**PROVIDED INFORMATION**
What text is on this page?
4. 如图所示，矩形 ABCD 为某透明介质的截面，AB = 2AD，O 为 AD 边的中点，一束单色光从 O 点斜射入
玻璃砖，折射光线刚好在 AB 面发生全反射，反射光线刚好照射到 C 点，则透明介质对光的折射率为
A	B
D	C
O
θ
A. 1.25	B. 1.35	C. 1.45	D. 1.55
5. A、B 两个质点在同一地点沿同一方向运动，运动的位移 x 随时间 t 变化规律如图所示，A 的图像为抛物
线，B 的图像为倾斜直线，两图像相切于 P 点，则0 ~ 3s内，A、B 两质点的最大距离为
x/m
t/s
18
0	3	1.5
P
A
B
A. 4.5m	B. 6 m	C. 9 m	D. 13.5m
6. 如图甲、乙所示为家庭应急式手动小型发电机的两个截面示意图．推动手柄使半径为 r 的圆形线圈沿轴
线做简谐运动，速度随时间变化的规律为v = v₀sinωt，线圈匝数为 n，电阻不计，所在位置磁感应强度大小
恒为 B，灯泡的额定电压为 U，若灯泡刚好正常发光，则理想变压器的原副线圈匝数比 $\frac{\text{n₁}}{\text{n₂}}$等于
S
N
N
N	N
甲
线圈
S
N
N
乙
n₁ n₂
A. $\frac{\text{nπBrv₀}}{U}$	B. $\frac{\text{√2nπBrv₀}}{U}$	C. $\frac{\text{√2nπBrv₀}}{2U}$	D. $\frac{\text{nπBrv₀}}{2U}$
...
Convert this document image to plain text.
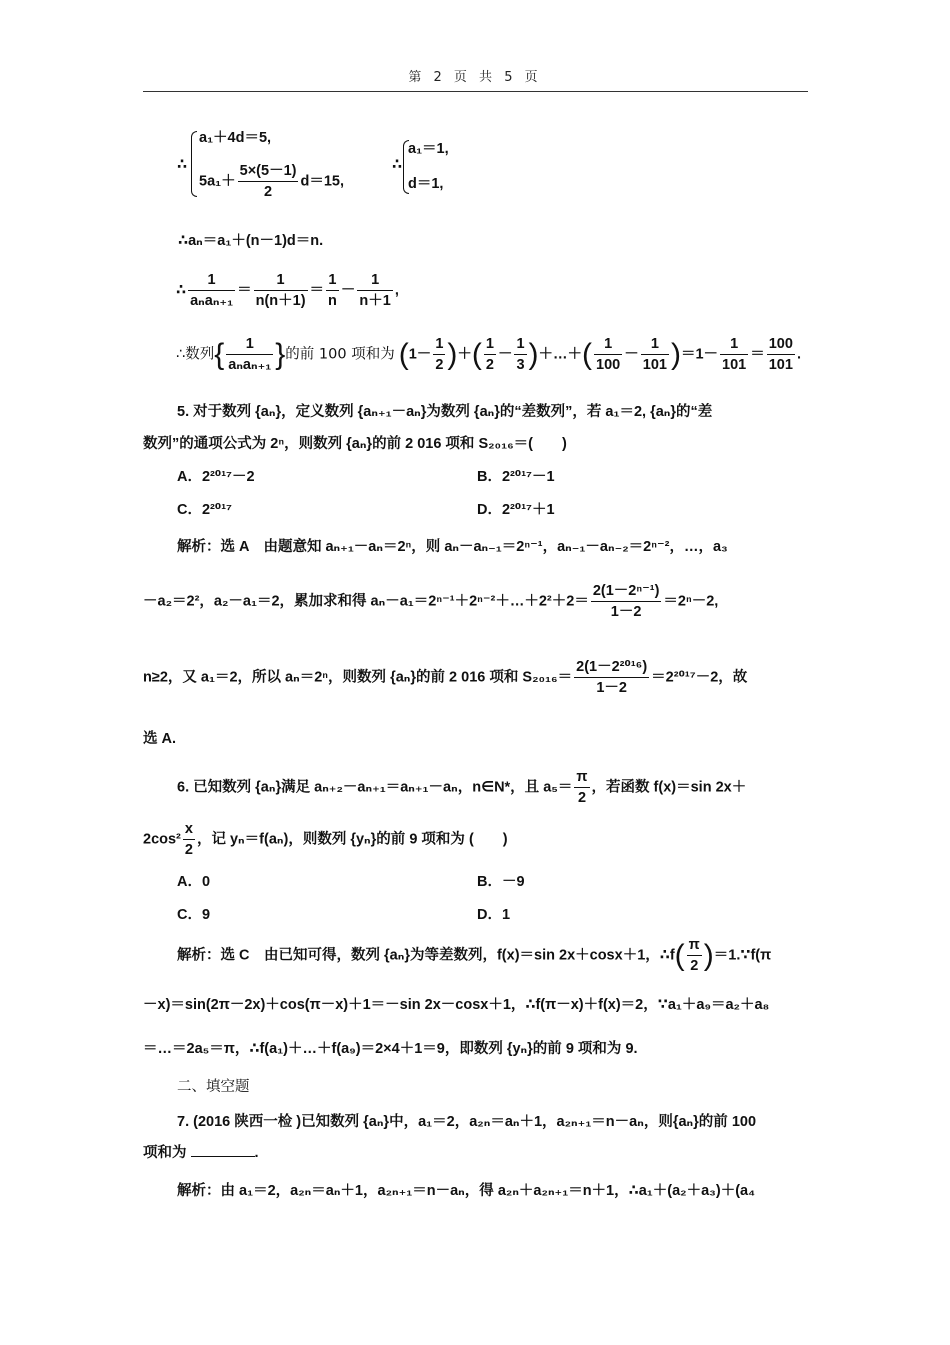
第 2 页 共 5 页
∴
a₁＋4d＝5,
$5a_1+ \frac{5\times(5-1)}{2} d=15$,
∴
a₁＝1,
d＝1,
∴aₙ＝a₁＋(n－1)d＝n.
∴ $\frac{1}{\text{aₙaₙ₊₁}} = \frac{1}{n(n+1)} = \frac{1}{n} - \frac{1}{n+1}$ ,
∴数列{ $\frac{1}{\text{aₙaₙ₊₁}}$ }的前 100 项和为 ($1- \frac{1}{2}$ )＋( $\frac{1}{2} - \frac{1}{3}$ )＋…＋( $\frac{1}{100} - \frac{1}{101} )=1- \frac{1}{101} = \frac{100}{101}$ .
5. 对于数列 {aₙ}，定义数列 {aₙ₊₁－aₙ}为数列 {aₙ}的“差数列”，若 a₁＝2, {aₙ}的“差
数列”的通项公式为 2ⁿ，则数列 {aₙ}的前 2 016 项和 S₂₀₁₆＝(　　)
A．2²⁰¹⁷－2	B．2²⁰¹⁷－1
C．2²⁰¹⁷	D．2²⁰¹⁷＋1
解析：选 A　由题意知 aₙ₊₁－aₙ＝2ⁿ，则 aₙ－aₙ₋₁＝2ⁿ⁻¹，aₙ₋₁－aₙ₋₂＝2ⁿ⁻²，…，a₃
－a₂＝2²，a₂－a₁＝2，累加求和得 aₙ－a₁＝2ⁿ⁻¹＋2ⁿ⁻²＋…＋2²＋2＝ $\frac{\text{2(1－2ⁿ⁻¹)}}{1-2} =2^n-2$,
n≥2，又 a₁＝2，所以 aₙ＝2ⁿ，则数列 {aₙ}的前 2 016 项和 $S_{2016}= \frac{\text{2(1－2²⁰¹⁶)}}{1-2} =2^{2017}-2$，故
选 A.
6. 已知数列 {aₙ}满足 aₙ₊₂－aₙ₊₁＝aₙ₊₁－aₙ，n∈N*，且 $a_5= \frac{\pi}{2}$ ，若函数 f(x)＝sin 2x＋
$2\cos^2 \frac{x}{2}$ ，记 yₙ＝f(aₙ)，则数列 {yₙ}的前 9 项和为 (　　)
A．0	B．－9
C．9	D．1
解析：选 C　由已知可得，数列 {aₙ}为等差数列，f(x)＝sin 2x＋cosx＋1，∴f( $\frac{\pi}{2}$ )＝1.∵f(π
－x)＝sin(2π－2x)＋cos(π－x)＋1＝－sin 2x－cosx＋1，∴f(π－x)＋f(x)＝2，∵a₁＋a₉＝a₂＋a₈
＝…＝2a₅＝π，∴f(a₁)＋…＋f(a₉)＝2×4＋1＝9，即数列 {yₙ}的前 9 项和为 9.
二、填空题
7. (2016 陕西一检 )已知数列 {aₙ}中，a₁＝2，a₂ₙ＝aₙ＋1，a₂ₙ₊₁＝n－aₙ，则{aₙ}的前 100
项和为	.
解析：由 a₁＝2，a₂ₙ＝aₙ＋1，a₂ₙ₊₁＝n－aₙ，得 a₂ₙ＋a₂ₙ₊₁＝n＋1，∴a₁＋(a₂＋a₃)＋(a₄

**REQUIRED TASK**
Look through the data and show every line containing "text".

**COMPLETED TASK**
What text is on this page?
恒为 B，灯泡的额定电压为 U，若灯泡刚好正常发光，则理想变压器的原副线圈匝数比 $\frac{\text{n₁}}{\text{n₂}}$等于
A. $\frac{\text{nπBrv₀}}{U}$	B. $\frac{\text{√2nπBrv₀}}{U}$	C. $\frac{\text{√2nπBrv₀}}{2U}$	D. $\frac{\text{nπBrv₀}}{2U}$
Convert this document image to plain text.
∴ $\frac{1}{\text{aₙaₙ₊₁}} = \frac{1}{n(n+1)} = \frac{1}{n} - \frac{1}{n+1}$ ,
∴数列{ $\frac{1}{\text{aₙaₙ₊₁}}$ }的前 100 项和为 ($1- \frac{1}{2}$ )＋( $\frac{1}{2} - \frac{1}{3}$ )＋…＋( $\frac{1}{100} - \frac{1}{101} )=1- \frac{1}{101} = \frac{100}{101}$ .
－a₂＝2²，a₂－a₁＝2，累加求和得 aₙ－a₁＝2ⁿ⁻¹＋2ⁿ⁻²＋…＋2²＋2＝ $\frac{\text{2(1－2ⁿ⁻¹)}}{1-2} =2^n-2$,
n≥2，又 a₁＝2，所以 aₙ＝2ⁿ，则数列 {aₙ}的前 2 016 项和 $S_{2016}= \frac{\text{2(1－2²⁰¹⁶)}}{1-2} =2^{2017}-2$，故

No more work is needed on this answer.